Start of Excerpted text

Rivergator Atchafalaya Appendix 15:

 

Paradise Gained:

Unlike almost every other place

along the Louisiana coast, land is growing, not disappearing, at the base of this old canal.

 
by Christopher Staudinger
for Country Roads Magazine, October 2015

 

Lloyd Sauce has lived in the vicinity of the Calumet Cut for the entirety of his life.

 

He’s sixty-seven, and standing on the banks of the canal, he was tall and square-jawed, and we were hot. It was over 100 degrees, and there were very few takers at the boat ramp that he helps to manage along the muddy water channel. “My daddy helped dig this spillway. He was the guy that blow the stumps up. Boom. Demolition man,” he said. “Big oak stumps. Used to be a lot of oak trees around here. All along Bayou Teche, nothing but big, old five-, six-hundred-year-old trees.”

End of Excerpted text
Start of Information provided

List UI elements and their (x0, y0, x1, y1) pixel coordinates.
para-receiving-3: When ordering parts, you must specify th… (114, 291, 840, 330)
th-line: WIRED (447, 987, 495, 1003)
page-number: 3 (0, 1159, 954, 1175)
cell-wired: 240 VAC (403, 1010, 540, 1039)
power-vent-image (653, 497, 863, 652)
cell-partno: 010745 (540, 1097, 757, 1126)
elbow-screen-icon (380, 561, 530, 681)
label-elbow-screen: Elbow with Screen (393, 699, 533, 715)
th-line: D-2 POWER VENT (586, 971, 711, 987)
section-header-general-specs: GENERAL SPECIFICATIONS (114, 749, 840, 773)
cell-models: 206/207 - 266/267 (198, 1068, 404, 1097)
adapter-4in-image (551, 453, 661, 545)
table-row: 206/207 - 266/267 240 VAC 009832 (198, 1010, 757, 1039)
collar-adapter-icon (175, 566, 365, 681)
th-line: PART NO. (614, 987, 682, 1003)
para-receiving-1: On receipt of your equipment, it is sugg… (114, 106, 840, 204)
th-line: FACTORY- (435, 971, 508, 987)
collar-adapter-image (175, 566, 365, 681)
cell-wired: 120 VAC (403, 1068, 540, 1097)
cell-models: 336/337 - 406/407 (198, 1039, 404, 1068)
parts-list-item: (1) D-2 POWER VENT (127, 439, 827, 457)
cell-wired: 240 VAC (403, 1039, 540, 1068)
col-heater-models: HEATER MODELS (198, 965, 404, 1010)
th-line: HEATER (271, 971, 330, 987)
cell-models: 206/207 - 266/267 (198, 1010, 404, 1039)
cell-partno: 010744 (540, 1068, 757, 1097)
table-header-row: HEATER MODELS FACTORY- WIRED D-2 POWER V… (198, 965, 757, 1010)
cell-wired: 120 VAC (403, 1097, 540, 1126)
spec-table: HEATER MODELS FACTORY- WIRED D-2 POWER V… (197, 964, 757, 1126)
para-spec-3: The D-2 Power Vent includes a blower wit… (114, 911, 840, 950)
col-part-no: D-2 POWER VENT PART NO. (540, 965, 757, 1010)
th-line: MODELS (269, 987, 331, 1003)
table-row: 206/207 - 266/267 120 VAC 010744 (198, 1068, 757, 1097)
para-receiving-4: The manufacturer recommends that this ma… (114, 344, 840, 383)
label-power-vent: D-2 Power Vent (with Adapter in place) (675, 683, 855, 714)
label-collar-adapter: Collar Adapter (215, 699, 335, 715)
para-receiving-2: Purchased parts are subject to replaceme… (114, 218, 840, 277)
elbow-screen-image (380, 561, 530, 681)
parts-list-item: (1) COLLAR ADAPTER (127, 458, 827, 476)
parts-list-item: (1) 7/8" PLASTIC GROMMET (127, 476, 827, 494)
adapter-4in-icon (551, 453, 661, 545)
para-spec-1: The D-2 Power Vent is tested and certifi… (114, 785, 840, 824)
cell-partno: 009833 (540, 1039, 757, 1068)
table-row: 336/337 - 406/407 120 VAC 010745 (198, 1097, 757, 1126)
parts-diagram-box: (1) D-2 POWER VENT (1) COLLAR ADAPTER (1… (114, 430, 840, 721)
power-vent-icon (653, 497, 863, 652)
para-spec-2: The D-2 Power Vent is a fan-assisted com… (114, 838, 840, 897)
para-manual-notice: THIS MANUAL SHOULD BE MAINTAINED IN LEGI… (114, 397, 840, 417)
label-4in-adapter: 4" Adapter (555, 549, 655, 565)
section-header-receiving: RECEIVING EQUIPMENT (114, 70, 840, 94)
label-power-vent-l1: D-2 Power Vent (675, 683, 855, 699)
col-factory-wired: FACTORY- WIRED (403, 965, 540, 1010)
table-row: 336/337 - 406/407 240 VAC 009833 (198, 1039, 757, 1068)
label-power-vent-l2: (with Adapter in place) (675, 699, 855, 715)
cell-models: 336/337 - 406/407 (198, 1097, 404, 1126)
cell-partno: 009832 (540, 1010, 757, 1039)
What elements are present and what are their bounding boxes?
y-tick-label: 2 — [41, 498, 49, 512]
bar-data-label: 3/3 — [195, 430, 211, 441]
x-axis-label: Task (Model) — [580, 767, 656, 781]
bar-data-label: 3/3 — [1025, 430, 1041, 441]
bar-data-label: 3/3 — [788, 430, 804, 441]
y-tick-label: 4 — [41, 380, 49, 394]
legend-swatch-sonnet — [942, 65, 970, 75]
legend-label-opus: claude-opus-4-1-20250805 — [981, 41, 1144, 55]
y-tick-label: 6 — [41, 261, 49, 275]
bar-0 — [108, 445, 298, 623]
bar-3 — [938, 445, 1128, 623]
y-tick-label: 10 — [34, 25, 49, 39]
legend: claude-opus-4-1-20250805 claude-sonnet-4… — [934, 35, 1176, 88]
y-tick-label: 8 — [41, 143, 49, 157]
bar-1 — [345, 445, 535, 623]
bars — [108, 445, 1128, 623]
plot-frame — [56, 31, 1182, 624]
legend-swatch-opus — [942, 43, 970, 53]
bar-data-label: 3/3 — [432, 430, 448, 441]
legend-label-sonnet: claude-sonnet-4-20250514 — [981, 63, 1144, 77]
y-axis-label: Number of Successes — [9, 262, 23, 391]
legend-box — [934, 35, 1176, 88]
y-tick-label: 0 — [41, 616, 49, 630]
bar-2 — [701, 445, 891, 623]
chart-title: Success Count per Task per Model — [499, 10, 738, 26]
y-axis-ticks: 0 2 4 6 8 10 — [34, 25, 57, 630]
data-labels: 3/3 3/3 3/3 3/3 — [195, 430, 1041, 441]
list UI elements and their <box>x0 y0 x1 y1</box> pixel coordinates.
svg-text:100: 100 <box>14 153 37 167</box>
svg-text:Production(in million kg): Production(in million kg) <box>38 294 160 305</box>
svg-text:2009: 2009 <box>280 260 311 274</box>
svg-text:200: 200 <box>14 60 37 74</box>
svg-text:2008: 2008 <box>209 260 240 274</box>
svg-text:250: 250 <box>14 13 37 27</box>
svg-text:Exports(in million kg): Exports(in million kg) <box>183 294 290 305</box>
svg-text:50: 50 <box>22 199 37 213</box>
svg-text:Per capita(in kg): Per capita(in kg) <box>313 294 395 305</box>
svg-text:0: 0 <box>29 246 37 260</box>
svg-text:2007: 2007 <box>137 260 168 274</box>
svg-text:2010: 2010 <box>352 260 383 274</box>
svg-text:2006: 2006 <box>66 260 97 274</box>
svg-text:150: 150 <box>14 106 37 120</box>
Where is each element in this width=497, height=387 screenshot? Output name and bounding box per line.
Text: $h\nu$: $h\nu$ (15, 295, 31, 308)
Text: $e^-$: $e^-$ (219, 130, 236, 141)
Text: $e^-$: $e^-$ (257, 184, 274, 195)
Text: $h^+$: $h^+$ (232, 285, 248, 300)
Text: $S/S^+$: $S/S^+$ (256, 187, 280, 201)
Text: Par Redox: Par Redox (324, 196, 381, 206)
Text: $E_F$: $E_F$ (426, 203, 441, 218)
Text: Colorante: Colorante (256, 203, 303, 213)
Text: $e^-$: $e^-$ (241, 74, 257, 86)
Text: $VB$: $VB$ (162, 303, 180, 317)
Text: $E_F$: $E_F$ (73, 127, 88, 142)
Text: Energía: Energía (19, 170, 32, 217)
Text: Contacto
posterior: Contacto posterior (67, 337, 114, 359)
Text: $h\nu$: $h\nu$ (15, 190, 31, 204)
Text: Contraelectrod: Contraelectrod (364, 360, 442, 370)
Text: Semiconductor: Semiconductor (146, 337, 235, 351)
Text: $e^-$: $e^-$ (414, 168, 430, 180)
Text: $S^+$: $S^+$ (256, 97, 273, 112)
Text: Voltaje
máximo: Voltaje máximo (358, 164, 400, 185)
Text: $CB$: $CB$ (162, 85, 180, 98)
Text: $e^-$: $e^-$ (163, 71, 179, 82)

End of Information provided

Activity list:
• A. Quote the Calumet Cut article word for word, starting at "by Christopher Staudinger" and ending at "of his life.".
• B. Continue the Calumet Cut article from the point where it stops.

Answers to the exercise:
• A.
by Christopher Staudinger
for Country Roads Magazine, October 2015

 

Lloyd Sauce has lived in the vicinity of the Calumet Cut for the entirety of his life.

• B.
“The reason why he took the demolition job was ‘cause it paid a little more. The other guy blew himself up, or something-another story he told us; so they needed someone else, so he took the job.” Sauce looked off and asked his deceased father, “‘You were trying to blow yoself up?’,” he laughed. “House full of kids, you know.” That house was a camp boat on Bayou Boutte, upstream and across the Atchafalaya River, which is the origin of this spillway. Eventually, Sauce moved to Franklin, just across the water from where we stood.

 

In appearance, the Calumet Cut (also called the Wax Lake Outlet or the Wax Lake Spillway) is not unlike the thousands of other man-made, straight-shot canals that crisscross southern Louisiana. When the channel was opened just west of Morgan City in 1941, it wasn’t intended to be anything but a large drainage canal. But over the years, it’s become something else.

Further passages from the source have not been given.